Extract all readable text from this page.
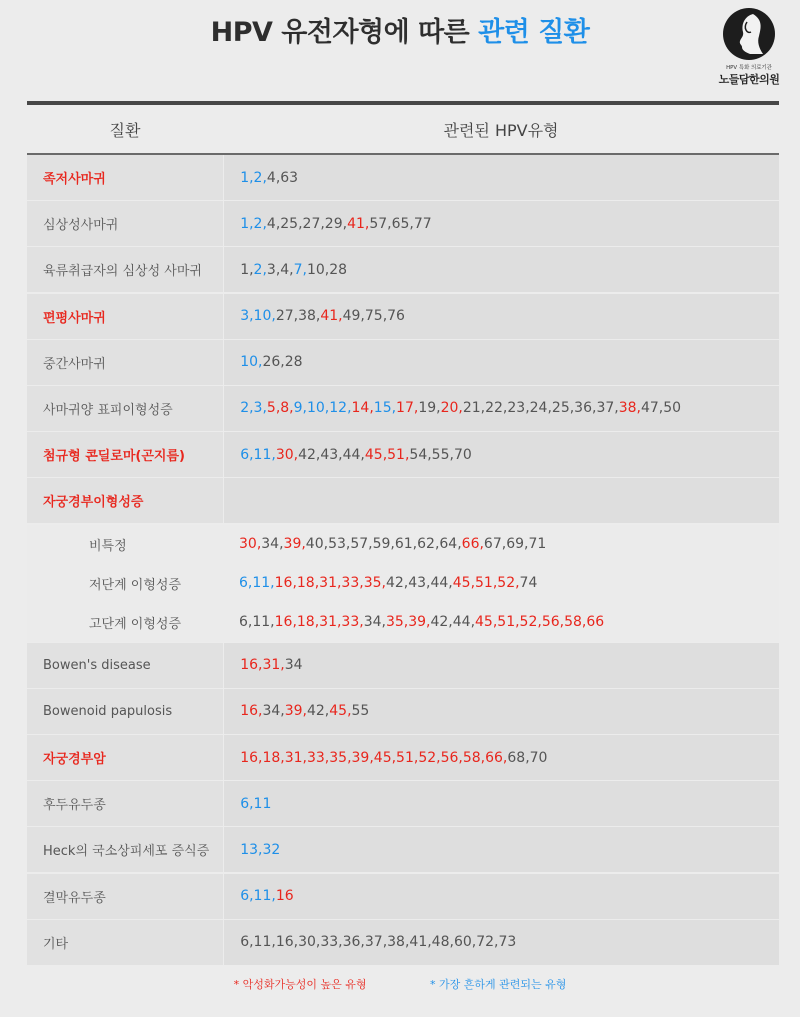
HPV 유전자형에 따른 관련 질환
HPV 특화 의료기관
노들담한의원
질환	관련된 HPV유형
족저사마귀	1, 2, 4, 63
심상성사마귀	1, 2, 4, 25, 27, 29, 41, 57, 65, 77
육류취급자의 심상성 사마귀	1, 2, 3, 4, 7, 10, 28
편평사마귀	3, 10, 27, 38, 41, 49, 75, 76
중간사마귀	10, 26, 28
사마귀양 표피이형성증	2, 3, 5, 8, 9, 10, 12, 14, 15, 17, 19, 20, 21, 22, 23, 24, 25, 36, 37, 38, 47, 50
첨규형 콘딜로마(곤지름)	6, 11, 30, 42, 43, 44, 45, 51, 54, 55, 70
자궁경부이형성증
비특정	30, 34, 39, 40, 53, 57, 59, 61, 62, 64, 66, 67, 69, 71
저단계 이형성증	6, 11, 16, 18, 31, 33, 35, 42, 43, 44, 45, 51, 52, 74
고단계 이형성증	6, 11, 16, 18, 31, 33, 34, 35, 39, 42, 44, 45, 51, 52, 56, 58, 66
Bowen's disease	16, 31, 34
Bowenoid papulosis	16, 34, 39, 42, 45, 55
자궁경부암	16, 18, 31, 33, 35, 39, 45, 51, 52, 56, 58, 66, 68, 70
후두유두종	6, 11
Heck의 국소상피세포 증식증	13, 32
결막유두종	6, 11, 16
기타	6, 11, 16, 30, 33, 36, 37, 38, 41, 48, 60, 72, 73
* 악성화가능성이 높은 유형	* 가장 흔하게 관련되는 유형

▶ SHORT TASK:
Reproduce every entry word for word, but skip any pictures.

▶ FULL ANSWER:
Extract all readable text from this page.
HPV 유전자형에 따른 관련 질환
HPV 특화 의료기관
노들담한의원
질환	관련된 HPV유형
족저사마귀	1, 2, 4, 63
심상성사마귀	1, 2, 4, 25, 27, 29, 41, 57, 65, 77
육류취급자의 심상성 사마귀	1, 2, 3, 4, 7, 10, 28
편평사마귀	3, 10, 27, 38, 41, 49, 75, 76
중간사마귀	10, 26, 28
사마귀양 표피이형성증	2, 3, 5, 8, 9, 10, 12, 14, 15, 17, 19, 20, 21, 22, 23, 24, 25, 36, 37, 38, 47, 50
첨규형 콘딜로마(곤지름)	6, 11, 30, 42, 43, 44, 45, 51, 54, 55, 70
자궁경부이형성증
비특정	30, 34, 39, 40, 53, 57, 59, 61, 62, 64, 66, 67, 69, 71
저단계 이형성증	6, 11, 16, 18, 31, 33, 35, 42, 43, 44, 45, 51, 52, 74
고단계 이형성증	6, 11, 16, 18, 31, 33, 34, 35, 39, 42, 44, 45, 51, 52, 56, 58, 66
Bowen's disease	16, 31, 34
Bowenoid papulosis	16, 34, 39, 42, 45, 55
자궁경부암	16, 18, 31, 33, 35, 39, 45, 51, 52, 56, 58, 66, 68, 70
후두유두종	6, 11
Heck의 국소상피세포 증식증	13, 32
결막유두종	6, 11, 16
기타	6, 11, 16, 30, 33, 36, 37, 38, 41, 48, 60, 72, 73
* 악성화가능성이 높은 유형	* 가장 흔하게 관련되는 유형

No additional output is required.